• **Given task**
Reproduce the material exactly, omitting nothing.

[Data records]
•••••
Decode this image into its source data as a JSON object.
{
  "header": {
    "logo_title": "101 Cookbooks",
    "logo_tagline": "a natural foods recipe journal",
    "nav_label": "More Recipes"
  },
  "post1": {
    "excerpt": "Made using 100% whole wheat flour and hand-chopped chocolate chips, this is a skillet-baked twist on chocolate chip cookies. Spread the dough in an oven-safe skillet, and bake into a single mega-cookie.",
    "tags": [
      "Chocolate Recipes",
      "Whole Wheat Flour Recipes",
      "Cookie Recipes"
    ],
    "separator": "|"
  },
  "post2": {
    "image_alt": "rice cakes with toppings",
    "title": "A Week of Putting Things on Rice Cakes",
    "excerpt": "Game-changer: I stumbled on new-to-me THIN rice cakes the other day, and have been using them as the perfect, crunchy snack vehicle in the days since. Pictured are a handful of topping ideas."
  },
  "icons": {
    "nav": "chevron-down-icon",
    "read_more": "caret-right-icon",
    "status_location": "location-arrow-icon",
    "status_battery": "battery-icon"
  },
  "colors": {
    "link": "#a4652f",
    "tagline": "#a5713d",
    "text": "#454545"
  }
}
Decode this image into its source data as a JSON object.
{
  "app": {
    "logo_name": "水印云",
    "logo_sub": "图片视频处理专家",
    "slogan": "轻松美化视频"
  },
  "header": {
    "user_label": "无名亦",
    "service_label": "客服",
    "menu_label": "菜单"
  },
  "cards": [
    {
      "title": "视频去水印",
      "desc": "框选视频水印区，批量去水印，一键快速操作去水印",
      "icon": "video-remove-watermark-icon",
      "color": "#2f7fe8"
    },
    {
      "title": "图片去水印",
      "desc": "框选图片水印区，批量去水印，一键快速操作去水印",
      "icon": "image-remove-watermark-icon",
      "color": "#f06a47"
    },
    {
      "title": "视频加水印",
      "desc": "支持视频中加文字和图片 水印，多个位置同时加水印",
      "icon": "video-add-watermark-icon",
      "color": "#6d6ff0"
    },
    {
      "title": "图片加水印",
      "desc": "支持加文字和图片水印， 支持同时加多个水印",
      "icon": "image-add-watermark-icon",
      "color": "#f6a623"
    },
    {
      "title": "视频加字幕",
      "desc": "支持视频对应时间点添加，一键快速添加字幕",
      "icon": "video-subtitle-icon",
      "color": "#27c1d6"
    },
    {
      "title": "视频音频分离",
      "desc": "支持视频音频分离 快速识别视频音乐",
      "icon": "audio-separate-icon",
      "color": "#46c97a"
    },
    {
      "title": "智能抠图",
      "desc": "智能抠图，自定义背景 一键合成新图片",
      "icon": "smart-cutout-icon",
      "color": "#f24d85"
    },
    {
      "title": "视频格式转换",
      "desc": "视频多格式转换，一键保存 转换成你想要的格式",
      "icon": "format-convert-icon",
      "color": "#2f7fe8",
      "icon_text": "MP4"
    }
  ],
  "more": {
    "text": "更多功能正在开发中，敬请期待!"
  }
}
•••••
• **Response to this task**
Decode this image into its source data as a JSON object.
{
  "header": {
    "logo_title": "101 Cookbooks",
    "logo_tagline": "a natural foods recipe journal",
    "nav_label": "More Recipes"
  },
  "post1": {
    "excerpt": "Made using 100% whole wheat flour and hand-chopped chocolate chips, this is a skillet-baked twist on chocolate chip cookies. Spread the dough in an oven-safe skillet, and bake into a single mega-cookie.",
    "tags": [
      "Chocolate Recipes",
      "Whole Wheat Flour Recipes",
      "Cookie Recipes"
    ],
    "separator": "|"
  },
  "post2": {
    "image_alt": "rice cakes with toppings",
    "title": "A Week of Putting Things on Rice Cakes",
    "excerpt": "Game-changer: I stumbled on new-to-me THIN rice cakes the other day, and have been using them as the perfect, crunchy snack vehicle in the days since. Pictured are a handful of topping ideas."
  },
  "icons": {
    "nav": "chevron-down-icon",
    "read_more": "caret-right-icon",
    "status_location": "location-arrow-icon",
    "status_battery": "battery-icon"
  },
  "colors": {
    "link": "#a4652f",
    "tagline": "#a5713d",
    "text": "#454545"
  }
}
Decode this image into its source data as a JSON object.
{
  "app": {
    "logo_name": "水印云",
    "logo_sub": "图片视频处理专家",
    "slogan": "轻松美化视频"
  },
  "header": {
    "user_label": "无名亦",
    "service_label": "客服",
    "menu_label": "菜单"
  },
  "cards": [
    {
      "title": "视频去水印",
      "desc": "框选视频水印区，批量去水印，一键快速操作去水印",
      "icon": "video-remove-watermark-icon",
      "color": "#2f7fe8"
    },
    {
      "title": "图片去水印",
      "desc": "框选图片水印区，批量去水印，一键快速操作去水印",
      "icon": "image-remove-watermark-icon",
      "color": "#f06a47"
    },
    {
      "title": "视频加水印",
      "desc": "支持视频中加文字和图片 水印，多个位置同时加水印",
      "icon": "video-add-watermark-icon",
      "color": "#6d6ff0"
    },
    {
      "title": "图片加水印",
      "desc": "支持加文字和图片水印， 支持同时加多个水印",
      "icon": "image-add-watermark-icon",
      "color": "#f6a623"
    },
    {
      "title": "视频加字幕",
      "desc": "支持视频对应时间点添加，一键快速添加字幕",
      "icon": "video-subtitle-icon",
      "color": "#27c1d6"
    },
    {
      "title": "视频音频分离",
      "desc": "支持视频音频分离 快速识别视频音乐",
      "icon": "audio-separate-icon",
      "color": "#46c97a"
    },
    {
      "title": "智能抠图",
      "desc": "智能抠图，自定义背景 一键合成新图片",
      "icon": "smart-cutout-icon",
      "color": "#f24d85"
    },
    {
      "title": "视频格式转换",
      "desc": "视频多格式转换，一键保存 转换成你想要的格式",
      "icon": "format-convert-icon",
      "color": "#2f7fe8",
      "icon_text": "MP4"
    }
  ],
  "more": {
    "text": "更多功能正在开发中，敬请期待!"
  }
}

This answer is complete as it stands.